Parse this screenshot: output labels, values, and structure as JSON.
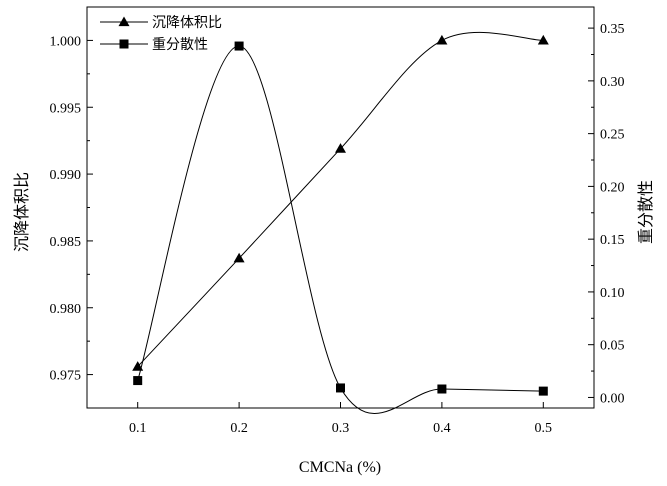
{
  "chart_data": {
    "type": "line",
    "x": [
      0.1,
      0.2,
      0.3,
      0.4,
      0.5
    ],
    "xlabel": "CMCNa (%)",
    "xlim": [
      0.05,
      0.55
    ],
    "xticks": [
      "0.1",
      "0.2",
      "0.3",
      "0.4",
      "0.5"
    ],
    "ylabel_left": "沉降体积比",
    "ylim_left": [
      0.9725,
      1.0025
    ],
    "yticks_left": [
      "0.975",
      "0.980",
      "0.985",
      "0.990",
      "0.995",
      "1.000"
    ],
    "ylabel_right": "重分散性",
    "ylim_right": [
      -0.01,
      0.37
    ],
    "yticks_right": [
      "0.00",
      "0.05",
      "0.10",
      "0.15",
      "0.20",
      "0.25",
      "0.30",
      "0.35"
    ],
    "grid": false,
    "legend_position": "top-left",
    "series": [
      {
        "name": "沉降体积比",
        "axis": "left",
        "marker": "triangle",
        "values": [
          0.9756,
          0.9837,
          0.9919,
          1.0,
          1.0
        ]
      },
      {
        "name": "重分散性",
        "axis": "right",
        "marker": "square",
        "values": [
          0.016,
          0.333,
          0.009,
          0.008,
          0.006
        ]
      }
    ]
  }
}
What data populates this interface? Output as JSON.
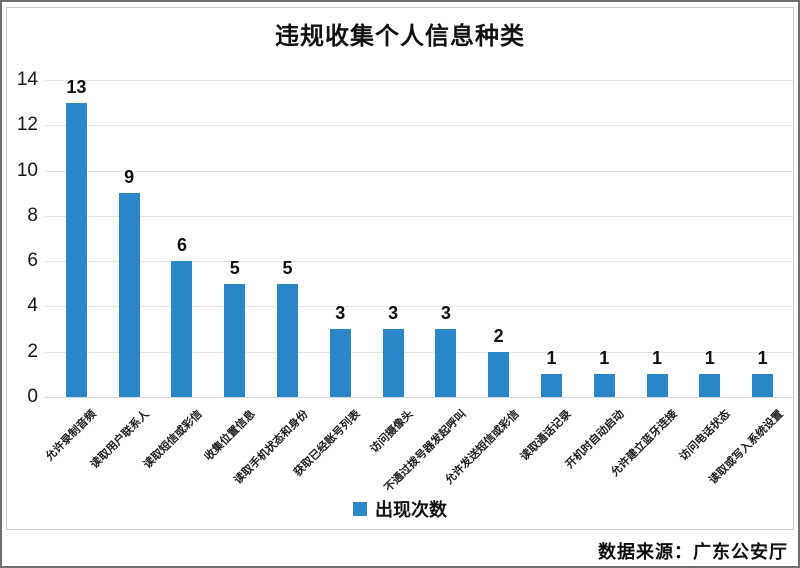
{
  "title": "违规收集个人信息种类",
  "legend": {
    "label": "出现次数",
    "marker_color": "#2a86c7"
  },
  "source": "数据来源：广东公安厅",
  "colors": {
    "bar": "#2a86c7",
    "grid": "#e4e4e4",
    "baseline": "#d6d6d6",
    "frame": "#c9c9c9",
    "text": "#111111"
  },
  "chart_data": {
    "type": "bar",
    "title": "违规收集个人信息种类",
    "categories": [
      "允许录制音频",
      "读取用户联系人",
      "读取短信或彩信",
      "收集位置信息",
      "读取手机状态和身份",
      "获取已经账号列表",
      "访问摄像头",
      "不通过拨号器发起呼叫",
      "允许发送短信或彩信",
      "读取通话记录",
      "开机时自动启动",
      "允许建立蓝牙连接",
      "访问电话状态",
      "读取或写入系统设置"
    ],
    "series": [
      {
        "name": "出现次数",
        "values": [
          13,
          9,
          6,
          5,
          5,
          3,
          3,
          3,
          2,
          1,
          1,
          1,
          1,
          1
        ]
      }
    ],
    "xlabel": "",
    "ylabel": "",
    "ylim": [
      0,
      14
    ],
    "ytick_step": 2,
    "grid": true,
    "legend_position": "bottom",
    "annotations": "每根柱顶部标注数值",
    "source": "数据来源：广东公安厅"
  }
}
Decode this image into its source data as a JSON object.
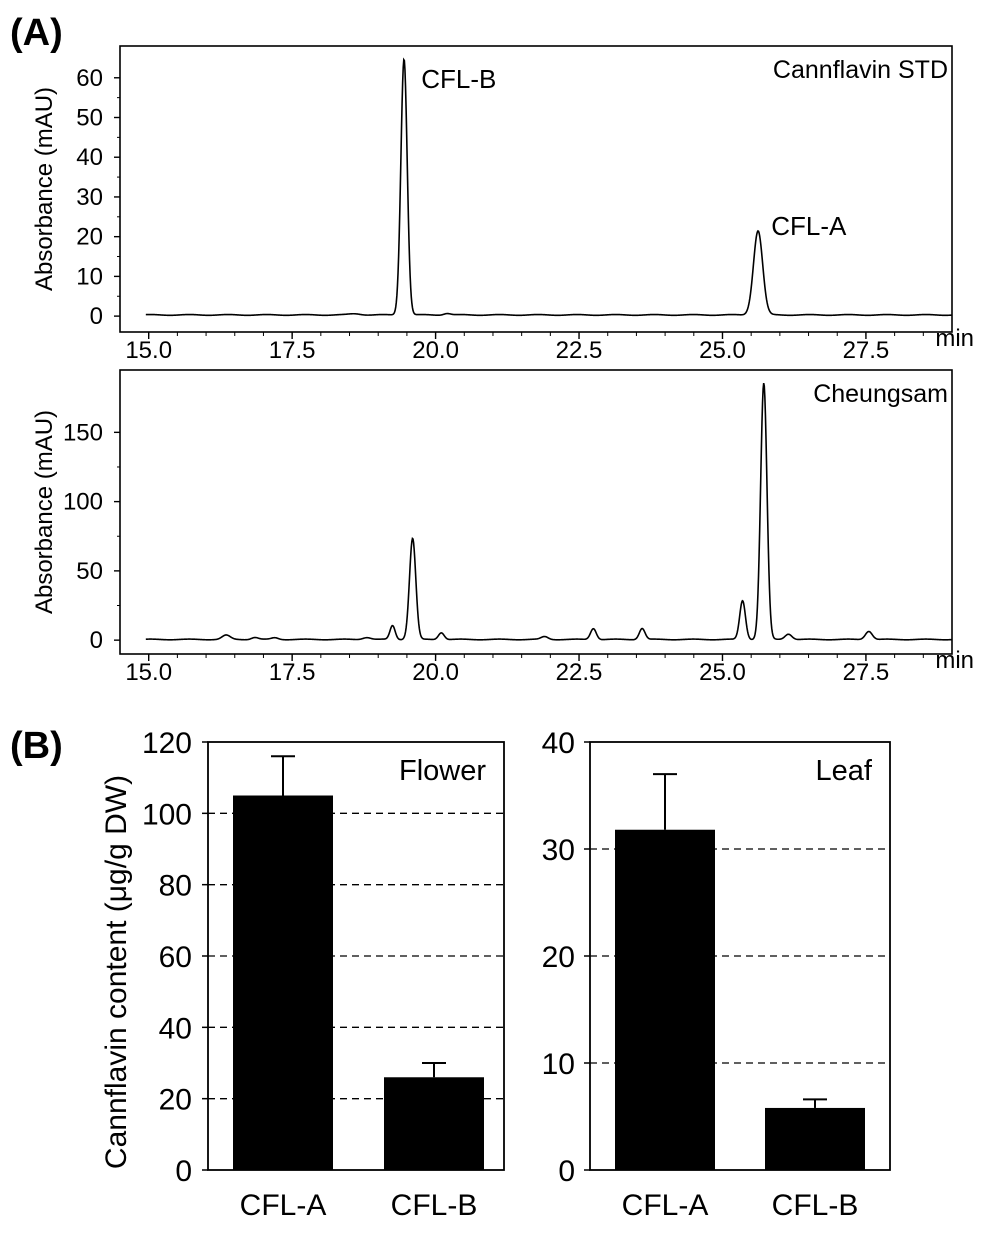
{
  "panel_labels": {
    "a": "(A)",
    "b": "(B)"
  },
  "chart_data": [
    {
      "type": "line",
      "title": "Cannflavin STD",
      "xlabel": "min",
      "ylabel": "Absorbance (mAU)",
      "xlim": [
        14.5,
        29.0
      ],
      "ylim": [
        -4,
        68
      ],
      "xticks": [
        "15.0",
        "17.5",
        "20.0",
        "22.5",
        "25.0",
        "27.5"
      ],
      "yticks": [
        "0",
        "10",
        "20",
        "30",
        "40",
        "50",
        "60"
      ],
      "baseline": 0.3,
      "peaks": [
        {
          "rt": 19.45,
          "height": 64.5,
          "width": 0.055
        },
        {
          "rt": 25.62,
          "height": 21.2,
          "width": 0.08
        },
        {
          "rt": 18.6,
          "height": 0.3,
          "width": 0.1
        },
        {
          "rt": 20.2,
          "height": 0.4,
          "width": 0.06
        }
      ],
      "annotations": [
        {
          "text": "CFL-B",
          "x": 19.75,
          "y": 60
        },
        {
          "text": "CFL-A",
          "x": 25.85,
          "y": 23
        }
      ]
    },
    {
      "type": "line",
      "title": "Cheungsam",
      "xlabel": "min",
      "ylabel": "Absorbance (mAU)",
      "xlim": [
        14.5,
        29.0
      ],
      "ylim": [
        -10,
        195
      ],
      "xticks": [
        "15.0",
        "17.5",
        "20.0",
        "22.5",
        "25.0",
        "27.5"
      ],
      "yticks": [
        "0",
        "50",
        "100",
        "150"
      ],
      "baseline": 0.5,
      "peaks": [
        {
          "rt": 16.35,
          "height": 3,
          "width": 0.07
        },
        {
          "rt": 16.85,
          "height": 1.5,
          "width": 0.06
        },
        {
          "rt": 17.2,
          "height": 1.2,
          "width": 0.06
        },
        {
          "rt": 18.8,
          "height": 1.5,
          "width": 0.07
        },
        {
          "rt": 19.25,
          "height": 10,
          "width": 0.045
        },
        {
          "rt": 19.6,
          "height": 73,
          "width": 0.055
        },
        {
          "rt": 20.1,
          "height": 5,
          "width": 0.05
        },
        {
          "rt": 21.9,
          "height": 2,
          "width": 0.06
        },
        {
          "rt": 22.75,
          "height": 8,
          "width": 0.05
        },
        {
          "rt": 23.6,
          "height": 8,
          "width": 0.05
        },
        {
          "rt": 25.35,
          "height": 28,
          "width": 0.05
        },
        {
          "rt": 25.72,
          "height": 185,
          "width": 0.055
        },
        {
          "rt": 26.15,
          "height": 4,
          "width": 0.06
        },
        {
          "rt": 27.55,
          "height": 6,
          "width": 0.06
        }
      ],
      "annotations": []
    },
    {
      "type": "bar",
      "title": "Flower",
      "xlabel": "",
      "ylabel": "Cannflavin content (μg/g DW)",
      "categories": [
        "CFL-A",
        "CFL-B"
      ],
      "values": [
        105,
        26
      ],
      "errors": [
        11,
        4
      ],
      "ylim": [
        0,
        120
      ],
      "yticks": [
        "0",
        "20",
        "40",
        "60",
        "80",
        "100",
        "120"
      ],
      "gridlines": [
        20,
        40,
        60,
        80,
        100
      ]
    },
    {
      "type": "bar",
      "title": "Leaf",
      "xlabel": "",
      "ylabel": "",
      "categories": [
        "CFL-A",
        "CFL-B"
      ],
      "values": [
        31.8,
        5.8
      ],
      "errors": [
        5.2,
        0.8
      ],
      "ylim": [
        0,
        40
      ],
      "yticks": [
        "0",
        "10",
        "20",
        "30",
        "40"
      ],
      "gridlines": [
        10,
        20,
        30
      ]
    }
  ]
}
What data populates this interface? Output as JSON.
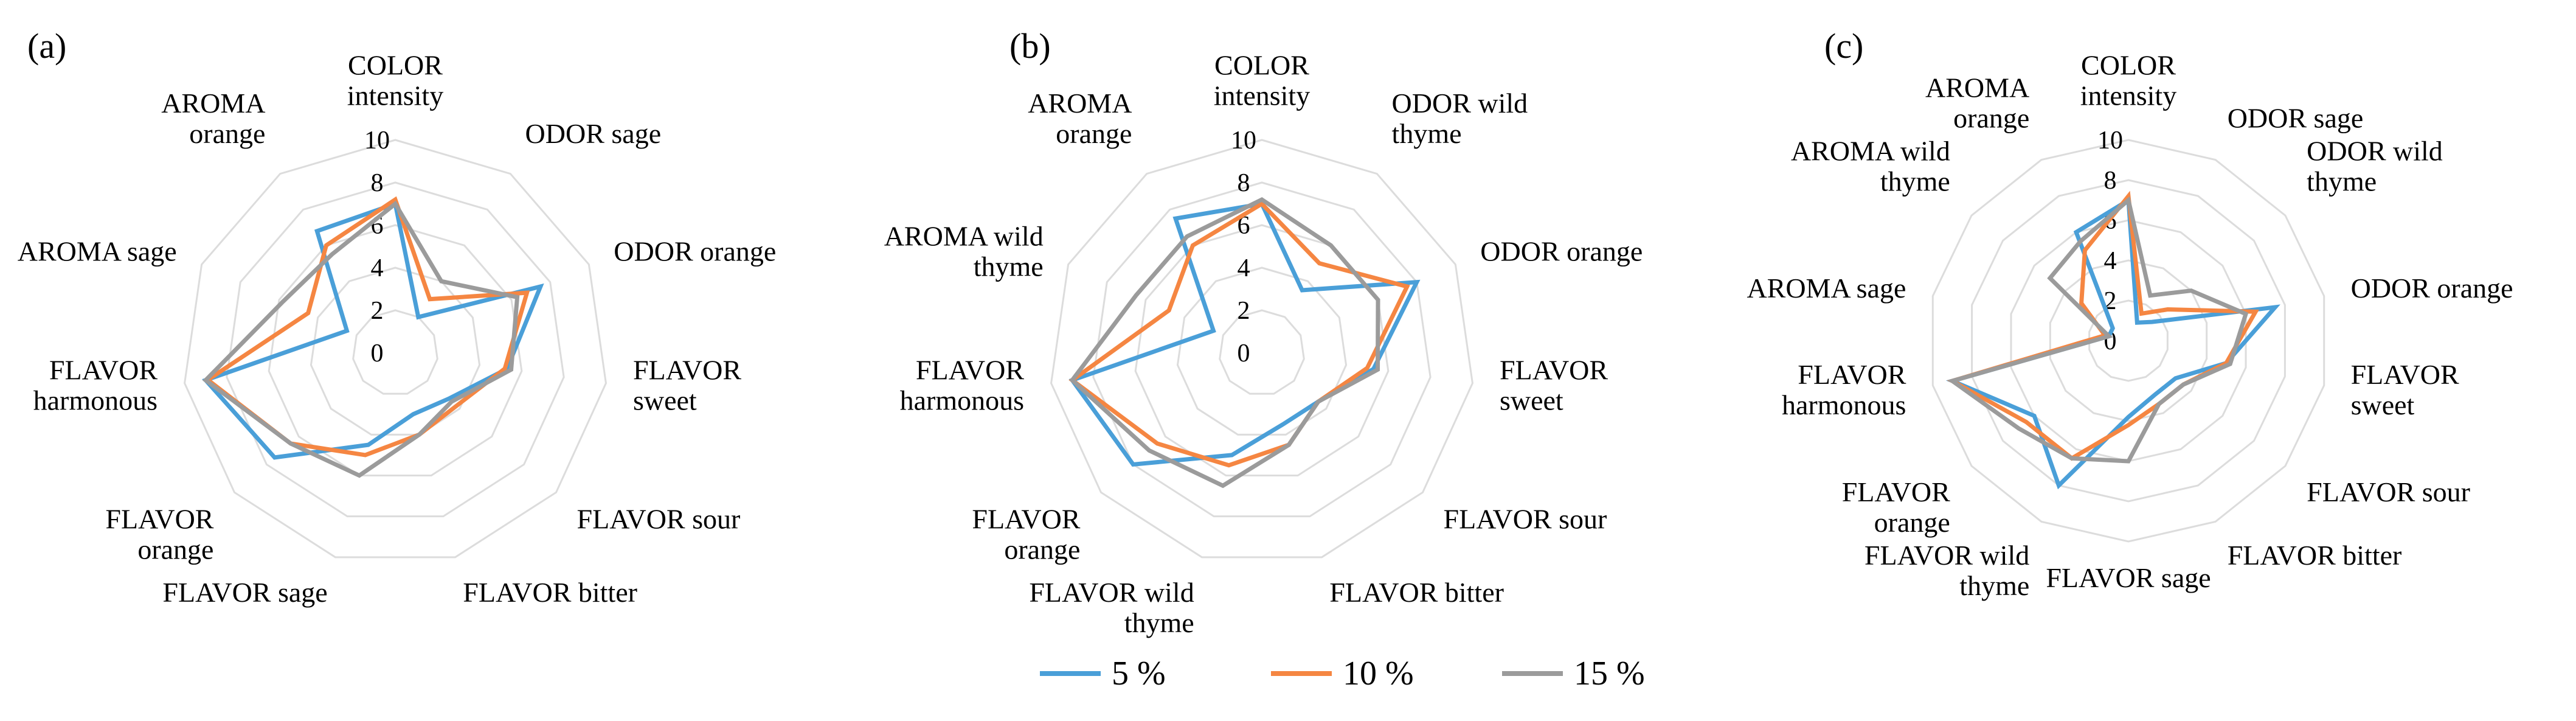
{
  "legend": [
    {
      "label": "5 %",
      "color": "#4a9fd8"
    },
    {
      "label": "10 %",
      "color": "#f58642"
    },
    {
      "label": "15 %",
      "color": "#9b9b9b"
    }
  ],
  "chart_data": [
    {
      "type": "radar",
      "panel": "(a)",
      "axes": [
        [
          "COLOR",
          "intensity"
        ],
        [
          "ODOR sage"
        ],
        [
          "ODOR orange"
        ],
        [
          "FLAVOR",
          "sweet"
        ],
        [
          "FLAVOR sour"
        ],
        [
          "FLAVOR bitter"
        ],
        [
          "FLAVOR sage"
        ],
        [
          "FLAVOR",
          "orange"
        ],
        [
          "FLAVOR",
          "harmonous"
        ],
        [
          "AROMA sage"
        ],
        [
          "AROMA",
          "orange"
        ]
      ],
      "rlim": [
        0,
        10
      ],
      "ticks": [
        "0",
        "2",
        "4",
        "6",
        "8",
        "10"
      ],
      "grid": true,
      "series": [
        {
          "name": "5 %",
          "values": [
            7.0,
            2.0,
            7.5,
            5.3,
            3.3,
            3.0,
            4.5,
            7.5,
            9.0,
            2.5,
            6.8
          ]
        },
        {
          "name": "10 %",
          "values": [
            7.2,
            3.0,
            6.8,
            5.2,
            3.8,
            4.0,
            5.0,
            6.5,
            8.9,
            4.5,
            6.0
          ]
        },
        {
          "name": "15 %",
          "values": [
            7.0,
            4.0,
            6.3,
            5.5,
            3.5,
            4.0,
            6.0,
            6.5,
            9.0,
            5.8,
            5.5
          ]
        }
      ]
    },
    {
      "type": "radar",
      "panel": "(b)",
      "axes": [
        [
          "COLOR",
          "intensity"
        ],
        [
          "ODOR wild",
          "thyme"
        ],
        [
          "ODOR orange"
        ],
        [
          "FLAVOR",
          "sweet"
        ],
        [
          "FLAVOR sour"
        ],
        [
          "FLAVOR bitter"
        ],
        [
          "FLAVOR wild",
          "thyme"
        ],
        [
          "FLAVOR",
          "orange"
        ],
        [
          "FLAVOR",
          "harmonous"
        ],
        [
          "AROMA wild",
          "thyme"
        ],
        [
          "AROMA",
          "orange"
        ]
      ],
      "rlim": [
        0,
        10
      ],
      "ticks": [
        "0",
        "2",
        "4",
        "6",
        "8",
        "10"
      ],
      "grid": true,
      "series": [
        {
          "name": "5 %",
          "values": [
            7.0,
            3.5,
            8.0,
            5.3,
            3.5,
            3.5,
            5.0,
            8.0,
            9.0,
            2.5,
            7.5
          ]
        },
        {
          "name": "10 %",
          "values": [
            7.0,
            5.0,
            7.5,
            5.0,
            3.5,
            4.5,
            5.5,
            6.5,
            9.0,
            4.8,
            6.0
          ]
        },
        {
          "name": "15 %",
          "values": [
            7.2,
            6.0,
            6.0,
            5.5,
            3.5,
            4.5,
            6.5,
            7.0,
            9.0,
            6.5,
            6.5
          ]
        }
      ]
    },
    {
      "type": "radar",
      "panel": "(c)",
      "axes": [
        [
          "COLOR",
          "intensity"
        ],
        [
          "ODOR sage"
        ],
        [
          "ODOR wild",
          "thyme"
        ],
        [
          "ODOR orange"
        ],
        [
          "FLAVOR",
          "sweet"
        ],
        [
          "FLAVOR sour"
        ],
        [
          "FLAVOR bitter"
        ],
        [
          "FLAVOR sage"
        ],
        [
          "FLAVOR wild",
          "thyme"
        ],
        [
          "FLAVOR",
          "orange"
        ],
        [
          "FLAVOR",
          "harmonous"
        ],
        [
          "AROMA sage"
        ],
        [
          "AROMA wild",
          "thyme"
        ],
        [
          "AROMA",
          "orange"
        ]
      ],
      "rlim": [
        0,
        10
      ],
      "ticks": [
        "0",
        "2",
        "4",
        "6",
        "8",
        "10"
      ],
      "grid": true,
      "series": [
        {
          "name": "5 %",
          "values": [
            7.0,
            1.0,
            1.5,
            7.5,
            5.0,
            3.0,
            3.0,
            3.8,
            8.0,
            6.0,
            9.0,
            1.0,
            1.0,
            6.0
          ]
        },
        {
          "name": "10 %",
          "values": [
            7.2,
            1.5,
            2.5,
            6.5,
            5.0,
            3.5,
            3.5,
            4.2,
            6.5,
            6.5,
            9.0,
            1.2,
            3.0,
            5.0
          ]
        },
        {
          "name": "15 %",
          "values": [
            7.0,
            2.5,
            4.0,
            6.0,
            5.2,
            3.5,
            3.5,
            6.0,
            6.5,
            7.0,
            9.0,
            1.0,
            5.0,
            5.5
          ]
        }
      ]
    }
  ]
}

• _Your objective_
From the listing, copy each line containing the word "违规收集个人信息种类".

• _Output for this exercise_
  "title": "违规收集个人信息种类",
    "title": "违规收集个人信息种类",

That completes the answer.